### Instructions to follow
Return every record below exactly as written, omitting any pictures.
******************************
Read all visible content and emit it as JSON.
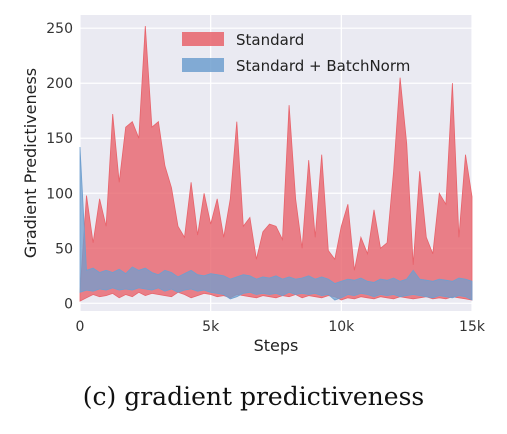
{
  "caption": "(c) gradient predictiveness",
  "chart_data": {
    "type": "area",
    "xlabel": "Steps",
    "ylabel": "Gradient Predictiveness",
    "xlim": [
      0,
      15000
    ],
    "ylim": [
      -7,
      262
    ],
    "xticks": [
      0,
      5000,
      10000,
      15000
    ],
    "xtick_labels": [
      "0",
      "5k",
      "10k",
      "15k"
    ],
    "yticks": [
      0,
      50,
      100,
      150,
      200,
      250
    ],
    "ytick_labels": [
      "0",
      "50",
      "100",
      "150",
      "200",
      "250"
    ],
    "grid": true,
    "background": "#eaeaf2",
    "legend_position": "top-right",
    "series": [
      {
        "name": "Standard",
        "color": "#e8636b",
        "x": [
          0,
          250,
          500,
          750,
          1000,
          1250,
          1500,
          1750,
          2000,
          2250,
          2500,
          2750,
          3000,
          3250,
          3500,
          3750,
          4000,
          4250,
          4500,
          4750,
          5000,
          5250,
          5500,
          5750,
          6000,
          6250,
          6500,
          6750,
          7000,
          7250,
          7500,
          7750,
          8000,
          8250,
          8500,
          8750,
          9000,
          9250,
          9500,
          9750,
          10000,
          10250,
          10500,
          10750,
          11000,
          11250,
          11500,
          11750,
          12000,
          12250,
          12500,
          12750,
          13000,
          13250,
          13500,
          13750,
          14000,
          14250,
          14500,
          14750,
          15000
        ],
        "upper": [
          10,
          98,
          55,
          95,
          70,
          172,
          110,
          160,
          165,
          150,
          252,
          160,
          165,
          125,
          105,
          70,
          60,
          110,
          62,
          100,
          72,
          95,
          60,
          95,
          165,
          70,
          78,
          40,
          65,
          72,
          70,
          58,
          180,
          95,
          50,
          130,
          60,
          135,
          48,
          40,
          70,
          90,
          30,
          60,
          45,
          85,
          50,
          55,
          120,
          205,
          145,
          35,
          120,
          60,
          45,
          100,
          90,
          200,
          60,
          135,
          97
        ],
        "lower": [
          2,
          5,
          8,
          6,
          7,
          9,
          5,
          8,
          6,
          10,
          7,
          9,
          8,
          7,
          6,
          10,
          8,
          5,
          7,
          9,
          8,
          6,
          7,
          5,
          8,
          7,
          6,
          5,
          7,
          6,
          5,
          7,
          6,
          8,
          5,
          7,
          6,
          5,
          7,
          6,
          3,
          5,
          4,
          6,
          5,
          4,
          6,
          5,
          4,
          6,
          5,
          4,
          5,
          6,
          4,
          5,
          4,
          6,
          5,
          4,
          3
        ]
      },
      {
        "name": "Standard + BatchNorm",
        "color": "#6f9fcf",
        "x": [
          0,
          250,
          500,
          750,
          1000,
          1250,
          1500,
          1750,
          2000,
          2250,
          2500,
          2750,
          3000,
          3250,
          3500,
          3750,
          4000,
          4250,
          4500,
          4750,
          5000,
          5250,
          5500,
          5750,
          6000,
          6250,
          6500,
          6750,
          7000,
          7250,
          7500,
          7750,
          8000,
          8250,
          8500,
          8750,
          9000,
          9250,
          9500,
          9750,
          10000,
          10250,
          10500,
          10750,
          11000,
          11250,
          11500,
          11750,
          12000,
          12250,
          12500,
          12750,
          13000,
          13250,
          13500,
          13750,
          14000,
          14250,
          14500,
          14750,
          15000
        ],
        "upper": [
          142,
          30,
          32,
          28,
          30,
          28,
          31,
          27,
          33,
          30,
          32,
          28,
          26,
          30,
          28,
          24,
          27,
          30,
          26,
          25,
          27,
          26,
          25,
          22,
          24,
          26,
          25,
          22,
          24,
          23,
          25,
          22,
          24,
          22,
          23,
          25,
          22,
          24,
          22,
          18,
          20,
          22,
          21,
          23,
          20,
          19,
          22,
          21,
          23,
          20,
          22,
          30,
          22,
          21,
          20,
          22,
          21,
          20,
          23,
          22,
          20
        ],
        "lower": [
          10,
          12,
          11,
          13,
          12,
          14,
          12,
          13,
          12,
          14,
          13,
          12,
          14,
          11,
          13,
          10,
          12,
          13,
          11,
          12,
          10,
          9,
          8,
          4,
          6,
          9,
          10,
          8,
          9,
          8,
          9,
          7,
          10,
          8,
          9,
          8,
          9,
          7,
          8,
          3,
          5,
          8,
          7,
          9,
          8,
          6,
          8,
          7,
          8,
          6,
          7,
          8,
          7,
          6,
          5,
          7,
          6,
          5,
          7,
          6,
          3
        ]
      }
    ]
  }
}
******************************
### Correct response
Read all visible content and emit it as JSON.
{
  "caption": "(c) gradient predictiveness",
  "chart_data": {
    "type": "area",
    "xlabel": "Steps",
    "ylabel": "Gradient Predictiveness",
    "xlim": [
      0,
      15000
    ],
    "ylim": [
      -7,
      262
    ],
    "xticks": [
      0,
      5000,
      10000,
      15000
    ],
    "xtick_labels": [
      "0",
      "5k",
      "10k",
      "15k"
    ],
    "yticks": [
      0,
      50,
      100,
      150,
      200,
      250
    ],
    "ytick_labels": [
      "0",
      "50",
      "100",
      "150",
      "200",
      "250"
    ],
    "grid": true,
    "background": "#eaeaf2",
    "legend_position": "top-right",
    "series": [
      {
        "name": "Standard",
        "color": "#e8636b",
        "x": [
          0,
          250,
          500,
          750,
          1000,
          1250,
          1500,
          1750,
          2000,
          2250,
          2500,
          2750,
          3000,
          3250,
          3500,
          3750,
          4000,
          4250,
          4500,
          4750,
          5000,
          5250,
          5500,
          5750,
          6000,
          6250,
          6500,
          6750,
          7000,
          7250,
          7500,
          7750,
          8000,
          8250,
          8500,
          8750,
          9000,
          9250,
          9500,
          9750,
          10000,
          10250,
          10500,
          10750,
          11000,
          11250,
          11500,
          11750,
          12000,
          12250,
          12500,
          12750,
          13000,
          13250,
          13500,
          13750,
          14000,
          14250,
          14500,
          14750,
          15000
        ],
        "upper": [
          10,
          98,
          55,
          95,
          70,
          172,
          110,
          160,
          165,
          150,
          252,
          160,
          165,
          125,
          105,
          70,
          60,
          110,
          62,
          100,
          72,
          95,
          60,
          95,
          165,
          70,
          78,
          40,
          65,
          72,
          70,
          58,
          180,
          95,
          50,
          130,
          60,
          135,
          48,
          40,
          70,
          90,
          30,
          60,
          45,
          85,
          50,
          55,
          120,
          205,
          145,
          35,
          120,
          60,
          45,
          100,
          90,
          200,
          60,
          135,
          97
        ],
        "lower": [
          2,
          5,
          8,
          6,
          7,
          9,
          5,
          8,
          6,
          10,
          7,
          9,
          8,
          7,
          6,
          10,
          8,
          5,
          7,
          9,
          8,
          6,
          7,
          5,
          8,
          7,
          6,
          5,
          7,
          6,
          5,
          7,
          6,
          8,
          5,
          7,
          6,
          5,
          7,
          6,
          3,
          5,
          4,
          6,
          5,
          4,
          6,
          5,
          4,
          6,
          5,
          4,
          5,
          6,
          4,
          5,
          4,
          6,
          5,
          4,
          3
        ]
      },
      {
        "name": "Standard + BatchNorm",
        "color": "#6f9fcf",
        "x": [
          0,
          250,
          500,
          750,
          1000,
          1250,
          1500,
          1750,
          2000,
          2250,
          2500,
          2750,
          3000,
          3250,
          3500,
          3750,
          4000,
          4250,
          4500,
          4750,
          5000,
          5250,
          5500,
          5750,
          6000,
          6250,
          6500,
          6750,
          7000,
          7250,
          7500,
          7750,
          8000,
          8250,
          8500,
          8750,
          9000,
          9250,
          9500,
          9750,
          10000,
          10250,
          10500,
          10750,
          11000,
          11250,
          11500,
          11750,
          12000,
          12250,
          12500,
          12750,
          13000,
          13250,
          13500,
          13750,
          14000,
          14250,
          14500,
          14750,
          15000
        ],
        "upper": [
          142,
          30,
          32,
          28,
          30,
          28,
          31,
          27,
          33,
          30,
          32,
          28,
          26,
          30,
          28,
          24,
          27,
          30,
          26,
          25,
          27,
          26,
          25,
          22,
          24,
          26,
          25,
          22,
          24,
          23,
          25,
          22,
          24,
          22,
          23,
          25,
          22,
          24,
          22,
          18,
          20,
          22,
          21,
          23,
          20,
          19,
          22,
          21,
          23,
          20,
          22,
          30,
          22,
          21,
          20,
          22,
          21,
          20,
          23,
          22,
          20
        ],
        "lower": [
          10,
          12,
          11,
          13,
          12,
          14,
          12,
          13,
          12,
          14,
          13,
          12,
          14,
          11,
          13,
          10,
          12,
          13,
          11,
          12,
          10,
          9,
          8,
          4,
          6,
          9,
          10,
          8,
          9,
          8,
          9,
          7,
          10,
          8,
          9,
          8,
          9,
          7,
          8,
          3,
          5,
          8,
          7,
          9,
          8,
          6,
          8,
          7,
          8,
          6,
          7,
          8,
          7,
          6,
          5,
          7,
          6,
          5,
          7,
          6,
          3
        ]
      }
    ]
  }
}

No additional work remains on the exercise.